Instructions for the task: Count every line below that contains "through", then state the total with no other output.

Provided material:
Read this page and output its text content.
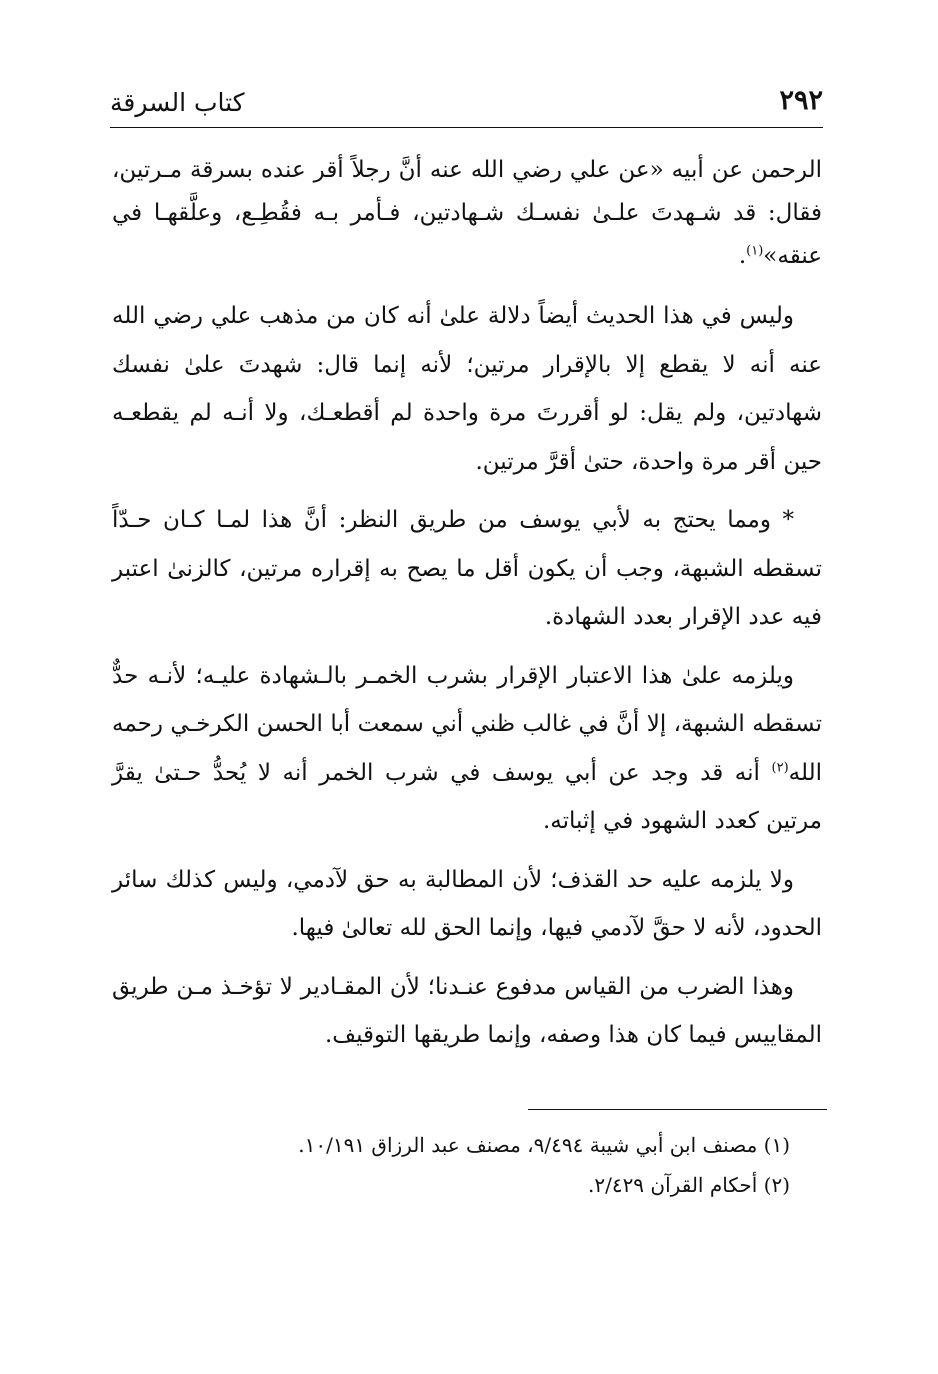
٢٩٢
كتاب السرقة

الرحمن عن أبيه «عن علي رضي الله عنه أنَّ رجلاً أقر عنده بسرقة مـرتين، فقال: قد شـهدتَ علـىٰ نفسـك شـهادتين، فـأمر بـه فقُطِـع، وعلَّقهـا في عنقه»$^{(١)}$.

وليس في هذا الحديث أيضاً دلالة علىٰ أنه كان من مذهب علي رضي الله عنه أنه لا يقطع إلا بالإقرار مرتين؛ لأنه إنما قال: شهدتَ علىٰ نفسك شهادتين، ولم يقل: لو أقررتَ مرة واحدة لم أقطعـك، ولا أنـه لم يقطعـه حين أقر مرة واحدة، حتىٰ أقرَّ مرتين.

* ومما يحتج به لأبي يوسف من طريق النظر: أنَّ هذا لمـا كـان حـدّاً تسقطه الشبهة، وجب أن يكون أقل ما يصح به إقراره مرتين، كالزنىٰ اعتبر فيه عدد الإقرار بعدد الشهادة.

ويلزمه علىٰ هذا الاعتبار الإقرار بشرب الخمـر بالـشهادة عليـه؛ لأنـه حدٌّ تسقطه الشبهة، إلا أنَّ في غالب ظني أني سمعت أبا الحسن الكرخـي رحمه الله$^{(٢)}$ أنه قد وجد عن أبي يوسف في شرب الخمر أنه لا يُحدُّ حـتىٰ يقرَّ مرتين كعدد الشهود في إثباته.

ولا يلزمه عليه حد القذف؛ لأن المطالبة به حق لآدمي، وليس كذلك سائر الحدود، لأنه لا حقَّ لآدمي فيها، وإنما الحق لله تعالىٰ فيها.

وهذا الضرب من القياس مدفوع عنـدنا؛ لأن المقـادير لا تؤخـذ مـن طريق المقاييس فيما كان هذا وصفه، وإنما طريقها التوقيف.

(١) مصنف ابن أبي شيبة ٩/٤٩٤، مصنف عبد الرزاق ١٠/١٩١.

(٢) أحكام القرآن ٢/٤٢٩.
==
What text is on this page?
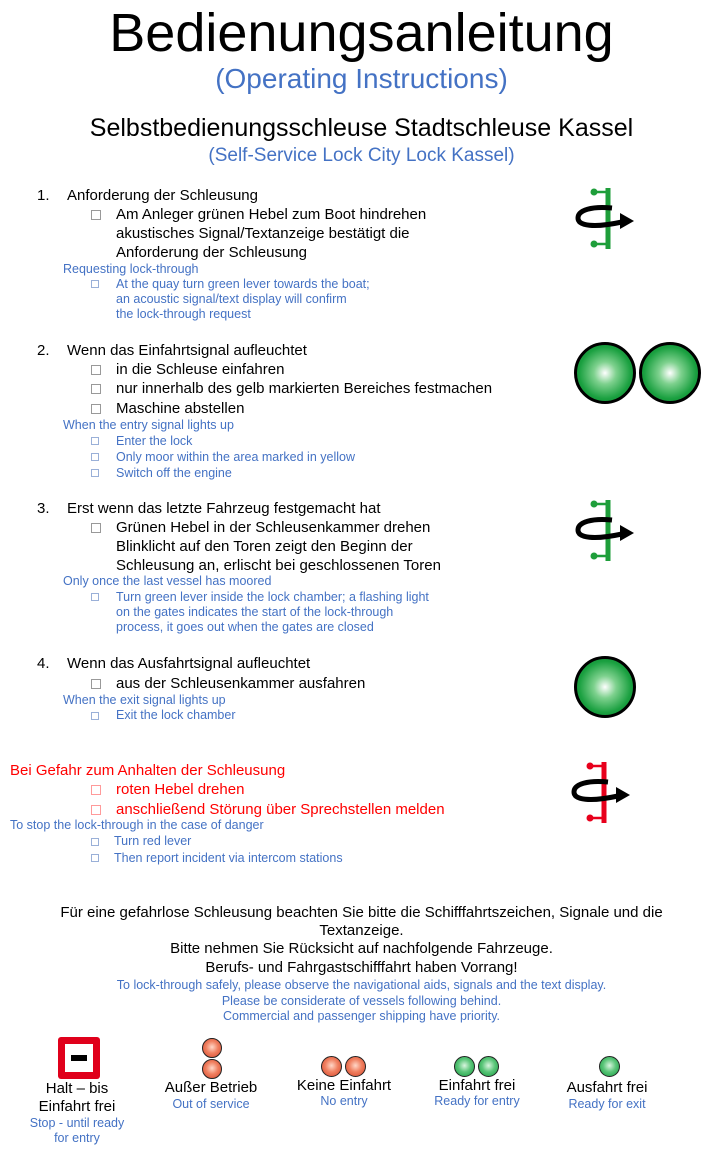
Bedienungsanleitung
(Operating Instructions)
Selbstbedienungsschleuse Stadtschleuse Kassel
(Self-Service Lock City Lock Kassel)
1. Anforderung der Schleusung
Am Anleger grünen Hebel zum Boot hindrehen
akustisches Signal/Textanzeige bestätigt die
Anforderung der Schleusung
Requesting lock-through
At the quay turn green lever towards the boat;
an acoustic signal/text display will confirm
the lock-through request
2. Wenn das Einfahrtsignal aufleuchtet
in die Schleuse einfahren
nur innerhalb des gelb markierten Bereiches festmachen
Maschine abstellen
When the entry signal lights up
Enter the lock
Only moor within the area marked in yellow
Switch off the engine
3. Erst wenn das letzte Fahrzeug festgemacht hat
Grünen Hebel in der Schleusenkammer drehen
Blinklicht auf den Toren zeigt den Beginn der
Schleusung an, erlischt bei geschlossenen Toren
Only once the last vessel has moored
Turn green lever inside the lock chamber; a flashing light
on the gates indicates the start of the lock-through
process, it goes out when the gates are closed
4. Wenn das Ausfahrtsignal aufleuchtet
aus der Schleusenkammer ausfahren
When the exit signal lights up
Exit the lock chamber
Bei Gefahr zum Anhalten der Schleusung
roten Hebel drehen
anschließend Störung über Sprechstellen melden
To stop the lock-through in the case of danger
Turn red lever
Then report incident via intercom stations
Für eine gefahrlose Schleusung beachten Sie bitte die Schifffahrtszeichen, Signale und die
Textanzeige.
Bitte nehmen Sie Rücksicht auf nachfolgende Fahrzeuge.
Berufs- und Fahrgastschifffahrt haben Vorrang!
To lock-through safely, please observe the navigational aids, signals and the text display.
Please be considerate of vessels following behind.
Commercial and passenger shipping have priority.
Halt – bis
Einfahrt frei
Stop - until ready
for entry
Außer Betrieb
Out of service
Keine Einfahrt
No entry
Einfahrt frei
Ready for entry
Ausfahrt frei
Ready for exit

Right answer: 5